* Start RECORDS SHOWN *

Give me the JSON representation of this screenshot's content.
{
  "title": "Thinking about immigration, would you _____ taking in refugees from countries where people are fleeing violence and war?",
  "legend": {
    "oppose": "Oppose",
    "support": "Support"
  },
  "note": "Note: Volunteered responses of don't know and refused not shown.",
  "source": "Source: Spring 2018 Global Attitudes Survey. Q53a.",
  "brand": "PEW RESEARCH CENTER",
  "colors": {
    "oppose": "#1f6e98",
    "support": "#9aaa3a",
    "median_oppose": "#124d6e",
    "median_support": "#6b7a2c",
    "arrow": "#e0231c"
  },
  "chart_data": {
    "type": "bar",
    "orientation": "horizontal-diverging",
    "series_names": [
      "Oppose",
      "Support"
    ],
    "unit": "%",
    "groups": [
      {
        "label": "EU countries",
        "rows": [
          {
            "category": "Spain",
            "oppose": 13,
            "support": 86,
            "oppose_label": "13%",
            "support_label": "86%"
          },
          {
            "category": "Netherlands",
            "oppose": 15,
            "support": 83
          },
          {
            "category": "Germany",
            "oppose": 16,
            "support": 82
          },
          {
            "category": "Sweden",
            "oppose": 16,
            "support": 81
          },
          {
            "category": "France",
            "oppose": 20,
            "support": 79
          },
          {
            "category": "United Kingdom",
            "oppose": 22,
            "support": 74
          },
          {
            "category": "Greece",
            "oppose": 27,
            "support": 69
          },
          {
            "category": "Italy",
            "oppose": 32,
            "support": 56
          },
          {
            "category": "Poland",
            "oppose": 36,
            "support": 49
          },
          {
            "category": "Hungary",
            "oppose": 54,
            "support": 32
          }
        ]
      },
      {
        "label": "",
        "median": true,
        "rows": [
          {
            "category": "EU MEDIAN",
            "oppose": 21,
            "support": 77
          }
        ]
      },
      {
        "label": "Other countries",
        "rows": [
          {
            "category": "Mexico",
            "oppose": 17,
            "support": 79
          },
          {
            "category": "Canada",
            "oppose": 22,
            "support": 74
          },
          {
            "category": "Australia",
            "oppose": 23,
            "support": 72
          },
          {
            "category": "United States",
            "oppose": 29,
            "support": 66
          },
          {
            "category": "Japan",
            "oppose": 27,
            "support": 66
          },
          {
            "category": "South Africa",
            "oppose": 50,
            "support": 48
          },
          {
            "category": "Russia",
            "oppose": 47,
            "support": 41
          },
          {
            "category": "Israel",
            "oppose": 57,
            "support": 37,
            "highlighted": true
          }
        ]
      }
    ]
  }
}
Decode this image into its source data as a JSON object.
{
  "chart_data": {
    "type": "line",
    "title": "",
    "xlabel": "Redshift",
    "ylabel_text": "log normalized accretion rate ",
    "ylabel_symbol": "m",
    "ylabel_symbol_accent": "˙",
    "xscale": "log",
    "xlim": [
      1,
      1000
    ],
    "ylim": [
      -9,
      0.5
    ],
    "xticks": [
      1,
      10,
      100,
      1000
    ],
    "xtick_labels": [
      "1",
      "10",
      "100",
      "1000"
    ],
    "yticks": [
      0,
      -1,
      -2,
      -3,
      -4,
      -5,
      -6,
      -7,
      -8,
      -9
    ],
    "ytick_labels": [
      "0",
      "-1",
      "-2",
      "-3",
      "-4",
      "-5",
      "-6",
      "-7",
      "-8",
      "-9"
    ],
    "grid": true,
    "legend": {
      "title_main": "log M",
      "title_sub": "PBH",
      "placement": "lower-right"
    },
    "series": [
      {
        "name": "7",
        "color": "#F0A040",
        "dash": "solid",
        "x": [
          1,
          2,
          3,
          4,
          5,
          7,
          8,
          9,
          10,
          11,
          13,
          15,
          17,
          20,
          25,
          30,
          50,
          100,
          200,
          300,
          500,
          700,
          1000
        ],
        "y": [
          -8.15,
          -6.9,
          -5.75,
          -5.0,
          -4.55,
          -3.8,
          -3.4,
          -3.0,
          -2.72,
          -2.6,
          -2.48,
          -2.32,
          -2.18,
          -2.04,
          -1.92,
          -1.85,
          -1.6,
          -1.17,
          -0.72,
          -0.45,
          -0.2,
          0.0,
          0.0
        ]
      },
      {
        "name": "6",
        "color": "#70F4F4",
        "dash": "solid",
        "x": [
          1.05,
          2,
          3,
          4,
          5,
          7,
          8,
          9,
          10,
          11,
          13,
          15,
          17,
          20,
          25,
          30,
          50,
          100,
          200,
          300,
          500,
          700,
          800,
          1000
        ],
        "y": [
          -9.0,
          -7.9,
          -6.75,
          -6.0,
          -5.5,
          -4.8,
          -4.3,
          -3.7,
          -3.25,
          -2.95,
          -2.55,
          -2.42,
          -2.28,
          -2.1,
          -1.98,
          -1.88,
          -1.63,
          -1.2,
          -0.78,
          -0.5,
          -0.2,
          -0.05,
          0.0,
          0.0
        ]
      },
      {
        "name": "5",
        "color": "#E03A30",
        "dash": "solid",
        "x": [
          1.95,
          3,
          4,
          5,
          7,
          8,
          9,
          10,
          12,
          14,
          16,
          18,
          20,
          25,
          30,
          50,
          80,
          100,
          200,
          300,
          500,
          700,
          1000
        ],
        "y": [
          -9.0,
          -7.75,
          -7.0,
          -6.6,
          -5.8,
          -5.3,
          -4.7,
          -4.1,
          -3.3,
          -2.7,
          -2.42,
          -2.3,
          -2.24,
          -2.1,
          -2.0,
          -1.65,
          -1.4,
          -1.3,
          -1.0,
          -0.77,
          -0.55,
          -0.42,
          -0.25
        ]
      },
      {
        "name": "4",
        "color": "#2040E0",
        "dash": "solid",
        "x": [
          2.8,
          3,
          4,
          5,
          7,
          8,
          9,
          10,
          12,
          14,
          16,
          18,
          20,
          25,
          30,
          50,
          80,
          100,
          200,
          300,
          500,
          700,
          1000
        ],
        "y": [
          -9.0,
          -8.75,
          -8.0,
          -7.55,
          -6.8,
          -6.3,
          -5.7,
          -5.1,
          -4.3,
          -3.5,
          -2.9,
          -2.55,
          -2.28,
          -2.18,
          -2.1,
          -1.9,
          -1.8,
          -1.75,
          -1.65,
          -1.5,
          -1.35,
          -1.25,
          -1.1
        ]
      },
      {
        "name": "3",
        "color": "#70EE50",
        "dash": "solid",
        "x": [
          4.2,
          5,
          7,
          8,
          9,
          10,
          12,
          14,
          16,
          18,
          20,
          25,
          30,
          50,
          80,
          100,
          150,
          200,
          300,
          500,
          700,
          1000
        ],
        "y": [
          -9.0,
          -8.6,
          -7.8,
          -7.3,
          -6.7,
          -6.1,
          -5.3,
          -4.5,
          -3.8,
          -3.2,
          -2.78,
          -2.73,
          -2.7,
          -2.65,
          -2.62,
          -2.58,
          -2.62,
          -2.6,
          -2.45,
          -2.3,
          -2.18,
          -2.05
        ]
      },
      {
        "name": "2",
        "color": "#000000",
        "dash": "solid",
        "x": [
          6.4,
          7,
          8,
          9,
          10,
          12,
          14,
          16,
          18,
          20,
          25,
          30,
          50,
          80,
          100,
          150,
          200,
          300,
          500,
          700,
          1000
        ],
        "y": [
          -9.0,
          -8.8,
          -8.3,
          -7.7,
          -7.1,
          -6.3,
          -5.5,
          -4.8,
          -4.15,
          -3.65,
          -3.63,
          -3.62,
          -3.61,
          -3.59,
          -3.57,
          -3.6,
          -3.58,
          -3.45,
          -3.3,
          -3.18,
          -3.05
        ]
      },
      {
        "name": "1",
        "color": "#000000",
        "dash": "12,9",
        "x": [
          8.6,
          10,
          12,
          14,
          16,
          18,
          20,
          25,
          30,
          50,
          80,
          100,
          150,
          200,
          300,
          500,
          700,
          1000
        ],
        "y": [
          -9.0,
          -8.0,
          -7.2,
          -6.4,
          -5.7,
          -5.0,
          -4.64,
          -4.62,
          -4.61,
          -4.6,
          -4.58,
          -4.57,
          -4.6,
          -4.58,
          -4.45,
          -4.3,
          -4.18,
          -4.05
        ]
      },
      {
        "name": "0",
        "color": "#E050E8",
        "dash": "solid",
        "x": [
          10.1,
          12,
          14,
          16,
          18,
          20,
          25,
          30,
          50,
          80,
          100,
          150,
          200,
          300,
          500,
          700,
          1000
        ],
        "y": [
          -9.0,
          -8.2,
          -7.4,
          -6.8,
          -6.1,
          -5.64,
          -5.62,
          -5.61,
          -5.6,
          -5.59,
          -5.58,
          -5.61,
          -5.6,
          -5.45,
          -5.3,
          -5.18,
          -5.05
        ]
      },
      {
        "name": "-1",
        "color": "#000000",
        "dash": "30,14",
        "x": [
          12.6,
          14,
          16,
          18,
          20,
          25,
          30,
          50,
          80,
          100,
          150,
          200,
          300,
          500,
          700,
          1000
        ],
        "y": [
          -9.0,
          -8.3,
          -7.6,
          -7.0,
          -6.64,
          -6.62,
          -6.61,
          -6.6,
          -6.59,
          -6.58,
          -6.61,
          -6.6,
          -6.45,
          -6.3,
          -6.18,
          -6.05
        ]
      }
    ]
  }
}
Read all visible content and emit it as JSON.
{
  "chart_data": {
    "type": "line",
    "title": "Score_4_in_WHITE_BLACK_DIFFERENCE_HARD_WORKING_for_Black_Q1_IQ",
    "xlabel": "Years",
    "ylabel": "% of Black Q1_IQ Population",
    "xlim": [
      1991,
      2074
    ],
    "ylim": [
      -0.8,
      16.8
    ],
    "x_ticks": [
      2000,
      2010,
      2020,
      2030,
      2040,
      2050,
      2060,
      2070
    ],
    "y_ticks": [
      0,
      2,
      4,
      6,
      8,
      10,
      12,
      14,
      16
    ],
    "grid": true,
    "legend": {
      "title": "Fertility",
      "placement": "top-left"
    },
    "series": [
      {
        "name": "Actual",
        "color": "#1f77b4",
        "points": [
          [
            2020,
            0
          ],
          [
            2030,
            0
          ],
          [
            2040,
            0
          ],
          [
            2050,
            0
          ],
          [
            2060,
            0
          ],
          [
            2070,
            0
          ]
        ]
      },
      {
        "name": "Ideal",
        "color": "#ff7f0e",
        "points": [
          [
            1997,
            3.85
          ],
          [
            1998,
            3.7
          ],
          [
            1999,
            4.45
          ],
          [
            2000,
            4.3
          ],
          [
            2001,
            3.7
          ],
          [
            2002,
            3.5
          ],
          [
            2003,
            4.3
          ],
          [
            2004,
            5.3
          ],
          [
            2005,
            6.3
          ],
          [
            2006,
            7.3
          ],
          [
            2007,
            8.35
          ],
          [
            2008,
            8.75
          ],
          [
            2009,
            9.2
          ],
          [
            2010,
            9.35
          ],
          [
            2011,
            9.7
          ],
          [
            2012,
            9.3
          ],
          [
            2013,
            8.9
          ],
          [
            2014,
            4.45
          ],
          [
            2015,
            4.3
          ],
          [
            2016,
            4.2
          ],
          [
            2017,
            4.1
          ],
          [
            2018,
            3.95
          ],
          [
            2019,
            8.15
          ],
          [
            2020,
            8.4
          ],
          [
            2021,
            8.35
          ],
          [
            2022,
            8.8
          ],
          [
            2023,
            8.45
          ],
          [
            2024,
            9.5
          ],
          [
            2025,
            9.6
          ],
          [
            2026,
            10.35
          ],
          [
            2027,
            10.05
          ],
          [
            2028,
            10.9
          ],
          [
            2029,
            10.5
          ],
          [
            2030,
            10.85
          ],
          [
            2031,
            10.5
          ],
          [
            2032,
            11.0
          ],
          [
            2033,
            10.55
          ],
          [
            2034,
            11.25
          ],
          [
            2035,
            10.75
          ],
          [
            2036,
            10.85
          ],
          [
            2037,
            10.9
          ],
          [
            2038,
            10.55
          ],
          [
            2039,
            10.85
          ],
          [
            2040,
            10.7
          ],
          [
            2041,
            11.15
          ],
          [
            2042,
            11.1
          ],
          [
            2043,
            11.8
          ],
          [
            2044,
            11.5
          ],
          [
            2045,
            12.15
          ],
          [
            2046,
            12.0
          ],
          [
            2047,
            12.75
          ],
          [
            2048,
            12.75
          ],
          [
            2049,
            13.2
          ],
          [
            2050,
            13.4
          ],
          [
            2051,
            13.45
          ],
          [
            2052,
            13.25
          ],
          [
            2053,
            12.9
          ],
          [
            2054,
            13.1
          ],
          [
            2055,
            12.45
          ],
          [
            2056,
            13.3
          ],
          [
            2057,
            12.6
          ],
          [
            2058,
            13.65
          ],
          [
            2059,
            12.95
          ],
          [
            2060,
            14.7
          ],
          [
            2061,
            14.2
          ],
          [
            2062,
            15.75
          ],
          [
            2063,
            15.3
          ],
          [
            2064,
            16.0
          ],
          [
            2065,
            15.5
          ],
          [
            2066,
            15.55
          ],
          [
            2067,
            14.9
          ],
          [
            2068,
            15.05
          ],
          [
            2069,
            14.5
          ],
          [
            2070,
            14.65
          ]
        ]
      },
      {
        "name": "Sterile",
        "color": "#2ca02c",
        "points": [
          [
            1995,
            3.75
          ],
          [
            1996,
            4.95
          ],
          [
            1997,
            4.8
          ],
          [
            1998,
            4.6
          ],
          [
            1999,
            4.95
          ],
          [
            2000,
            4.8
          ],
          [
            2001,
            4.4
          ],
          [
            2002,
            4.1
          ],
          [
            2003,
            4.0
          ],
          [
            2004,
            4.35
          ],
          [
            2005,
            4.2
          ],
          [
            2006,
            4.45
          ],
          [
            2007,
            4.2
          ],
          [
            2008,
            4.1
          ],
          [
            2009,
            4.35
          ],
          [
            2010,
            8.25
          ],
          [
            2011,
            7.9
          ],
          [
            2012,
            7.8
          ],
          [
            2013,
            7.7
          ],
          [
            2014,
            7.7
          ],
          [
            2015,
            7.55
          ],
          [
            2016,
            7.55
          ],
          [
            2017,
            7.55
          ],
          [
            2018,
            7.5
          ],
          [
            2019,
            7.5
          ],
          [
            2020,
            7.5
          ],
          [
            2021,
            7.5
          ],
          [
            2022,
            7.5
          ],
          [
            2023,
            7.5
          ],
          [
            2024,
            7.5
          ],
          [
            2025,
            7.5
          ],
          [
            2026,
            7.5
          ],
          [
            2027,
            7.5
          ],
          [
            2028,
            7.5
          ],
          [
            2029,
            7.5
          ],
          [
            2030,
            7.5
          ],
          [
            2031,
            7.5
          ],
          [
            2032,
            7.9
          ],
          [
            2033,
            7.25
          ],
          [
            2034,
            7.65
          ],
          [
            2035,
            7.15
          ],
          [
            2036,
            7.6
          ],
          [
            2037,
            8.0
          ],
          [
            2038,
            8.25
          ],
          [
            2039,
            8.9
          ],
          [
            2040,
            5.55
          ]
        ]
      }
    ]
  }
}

* End RECORDS SHOWN *

▶ **BRIEF**
Reply with one number only: how many lines of the listing hold "true"?

▶ **OUTPUT OF THE TASK**
4